Exactly reproduce the lines that follow.

================================

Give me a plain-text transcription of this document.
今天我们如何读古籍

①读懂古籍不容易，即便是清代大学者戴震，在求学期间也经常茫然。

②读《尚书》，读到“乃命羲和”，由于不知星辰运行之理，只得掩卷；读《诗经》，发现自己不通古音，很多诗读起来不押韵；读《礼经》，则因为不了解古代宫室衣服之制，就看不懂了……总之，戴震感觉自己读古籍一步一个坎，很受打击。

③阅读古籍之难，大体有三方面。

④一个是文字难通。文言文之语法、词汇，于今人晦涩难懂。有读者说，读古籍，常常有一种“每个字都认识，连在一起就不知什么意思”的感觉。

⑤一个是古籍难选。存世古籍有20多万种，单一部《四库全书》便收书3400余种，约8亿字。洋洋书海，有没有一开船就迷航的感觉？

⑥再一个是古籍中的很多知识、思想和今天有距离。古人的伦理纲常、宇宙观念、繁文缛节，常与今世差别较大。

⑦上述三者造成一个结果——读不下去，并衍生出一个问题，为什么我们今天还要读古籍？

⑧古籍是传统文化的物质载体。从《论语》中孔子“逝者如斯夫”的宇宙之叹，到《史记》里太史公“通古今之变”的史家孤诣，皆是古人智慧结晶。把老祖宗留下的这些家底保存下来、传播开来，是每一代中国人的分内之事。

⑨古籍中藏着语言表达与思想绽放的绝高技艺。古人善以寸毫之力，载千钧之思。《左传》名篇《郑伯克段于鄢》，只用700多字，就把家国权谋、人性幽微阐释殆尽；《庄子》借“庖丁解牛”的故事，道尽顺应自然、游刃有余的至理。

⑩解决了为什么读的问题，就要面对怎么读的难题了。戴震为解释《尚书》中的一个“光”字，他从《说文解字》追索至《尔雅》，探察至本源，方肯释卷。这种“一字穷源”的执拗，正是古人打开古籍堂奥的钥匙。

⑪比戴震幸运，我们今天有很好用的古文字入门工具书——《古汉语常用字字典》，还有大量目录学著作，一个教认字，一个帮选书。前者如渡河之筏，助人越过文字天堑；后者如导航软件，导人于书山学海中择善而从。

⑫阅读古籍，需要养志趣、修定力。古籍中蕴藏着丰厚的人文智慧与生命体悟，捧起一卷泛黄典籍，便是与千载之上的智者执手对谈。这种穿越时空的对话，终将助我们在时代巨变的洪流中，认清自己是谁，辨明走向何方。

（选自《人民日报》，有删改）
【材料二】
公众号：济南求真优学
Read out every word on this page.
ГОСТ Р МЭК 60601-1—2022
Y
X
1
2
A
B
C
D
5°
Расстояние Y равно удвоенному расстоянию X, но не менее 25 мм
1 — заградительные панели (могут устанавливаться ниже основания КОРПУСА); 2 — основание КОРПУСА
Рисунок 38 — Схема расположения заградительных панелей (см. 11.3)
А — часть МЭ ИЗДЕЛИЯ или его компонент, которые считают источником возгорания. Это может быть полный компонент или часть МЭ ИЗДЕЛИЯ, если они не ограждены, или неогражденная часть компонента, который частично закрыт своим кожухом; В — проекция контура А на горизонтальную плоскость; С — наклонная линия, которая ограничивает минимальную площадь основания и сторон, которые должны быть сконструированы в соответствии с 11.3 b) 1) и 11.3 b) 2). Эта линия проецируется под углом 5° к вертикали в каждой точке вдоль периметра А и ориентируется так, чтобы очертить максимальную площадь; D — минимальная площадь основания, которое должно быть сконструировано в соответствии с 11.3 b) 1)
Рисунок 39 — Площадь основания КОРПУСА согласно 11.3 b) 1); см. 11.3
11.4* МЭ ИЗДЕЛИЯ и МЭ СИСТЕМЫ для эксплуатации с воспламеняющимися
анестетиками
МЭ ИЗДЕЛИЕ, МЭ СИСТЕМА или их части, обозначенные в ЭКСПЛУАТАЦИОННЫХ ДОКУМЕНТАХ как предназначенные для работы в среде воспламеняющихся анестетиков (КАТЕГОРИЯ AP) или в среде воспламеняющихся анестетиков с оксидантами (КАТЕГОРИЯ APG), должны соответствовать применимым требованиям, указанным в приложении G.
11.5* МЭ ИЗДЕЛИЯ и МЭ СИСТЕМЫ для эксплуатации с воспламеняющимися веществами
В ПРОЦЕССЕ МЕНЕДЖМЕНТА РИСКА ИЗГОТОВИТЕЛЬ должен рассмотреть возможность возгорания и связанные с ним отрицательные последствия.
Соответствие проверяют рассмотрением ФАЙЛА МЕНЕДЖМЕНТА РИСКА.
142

================================

■ **SOLUTION TO THE EXERCISE**
Give me a plain-text transcription of this document.
今天我们如何读古籍

①读懂古籍不容易，即便是清代大学者戴震，在求学期间也经常茫然。

②读《尚书》，读到“乃命羲和”，由于不知星辰运行之理，只得掩卷；读《诗经》，发现自己不通古音，很多诗读起来不押韵；读《礼经》，则因为不了解古代宫室衣服之制，就看不懂了……总之，戴震感觉自己读古籍一步一个坎，很受打击。

③阅读古籍之难，大体有三方面。

④一个是文字难通。文言文之语法、词汇，于今人晦涩难懂。有读者说，读古籍，常常有一种“每个字都认识，连在一起就不知什么意思”的感觉。

⑤一个是古籍难选。存世古籍有20多万种，单一部《四库全书》便收书3400余种，约8亿字。洋洋书海，有没有一开船就迷航的感觉？

⑥再一个是古籍中的很多知识、思想和今天有距离。古人的伦理纲常、宇宙观念、繁文缛节，常与今世差别较大。

⑦上述三者造成一个结果——读不下去，并衍生出一个问题，为什么我们今天还要读古籍？

⑧古籍是传统文化的物质载体。从《论语》中孔子“逝者如斯夫”的宇宙之叹，到《史记》里太史公“通古今之变”的史家孤诣，皆是古人智慧结晶。把老祖宗留下的这些家底保存下来、传播开来，是每一代中国人的分内之事。

⑨古籍中藏着语言表达与思想绽放的绝高技艺。古人善以寸毫之力，载千钧之思。《左传》名篇《郑伯克段于鄢》，只用700多字，就把家国权谋、人性幽微阐释殆尽；《庄子》借“庖丁解牛”的故事，道尽顺应自然、游刃有余的至理。

⑩解决了为什么读的问题，就要面对怎么读的难题了。戴震为解释《尚书》中的一个“光”字，他从《说文解字》追索至《尔雅》，探察至本源，方肯释卷。这种“一字穷源”的执拗，正是古人打开古籍堂奥的钥匙。

⑪比戴震幸运，我们今天有很好用的古文字入门工具书——《古汉语常用字字典》，还有大量目录学著作，一个教认字，一个帮选书。前者如渡河之筏，助人越过文字天堑；后者如导航软件，导人于书山学海中择善而从。

⑫阅读古籍，需要养志趣、修定力。古籍中蕴藏着丰厚的人文智慧与生命体悟，捧起一卷泛黄典籍，便是与千载之上的智者执手对谈。这种穿越时空的对话，终将助我们在时代巨变的洪流中，认清自己是谁，辨明走向何方。

（选自《人民日报》，有删改）
【材料二】
公众号：济南求真优学
Read out every word on this page.
ГОСТ Р МЭК 60601-1—2022
Y
X
1
2
A
B
C
D
5°
Расстояние Y равно удвоенному расстоянию X, но не менее 25 мм
1 — заградительные панели (могут устанавливаться ниже основания КОРПУСА); 2 — основание КОРПУСА
Рисунок 38 — Схема расположения заградительных панелей (см. 11.3)
А — часть МЭ ИЗДЕЛИЯ или его компонент, которые считают источником возгорания. Это может быть полный компонент или часть МЭ ИЗДЕЛИЯ, если они не ограждены, или неогражденная часть компонента, который частично закрыт своим кожухом; В — проекция контура А на горизонтальную плоскость; С — наклонная линия, которая ограничивает минимальную площадь основания и сторон, которые должны быть сконструированы в соответствии с 11.3 b) 1) и 11.3 b) 2). Эта линия проецируется под углом 5° к вертикали в каждой точке вдоль периметра А и ориентируется так, чтобы очертить максимальную площадь; D — минимальная площадь основания, которое должно быть сконструировано в соответствии с 11.3 b) 1)
Рисунок 39 — Площадь основания КОРПУСА согласно 11.3 b) 1); см. 11.3
11.4* МЭ ИЗДЕЛИЯ и МЭ СИСТЕМЫ для эксплуатации с воспламеняющимися
анестетиками
МЭ ИЗДЕЛИЕ, МЭ СИСТЕМА или их части, обозначенные в ЭКСПЛУАТАЦИОННЫХ ДОКУМЕНТАХ как предназначенные для работы в среде воспламеняющихся анестетиков (КАТЕГОРИЯ AP) или в среде воспламеняющихся анестетиков с оксидантами (КАТЕГОРИЯ APG), должны соответствовать применимым требованиям, указанным в приложении G.
11.5* МЭ ИЗДЕЛИЯ и МЭ СИСТЕМЫ для эксплуатации с воспламеняющимися веществами
В ПРОЦЕССЕ МЕНЕДЖМЕНТА РИСКА ИЗГОТОВИТЕЛЬ должен рассмотреть возможность возгорания и связанные с ним отрицательные последствия.
Соответствие проверяют рассмотрением ФАЙЛА МЕНЕДЖМЕНТА РИСКА.
142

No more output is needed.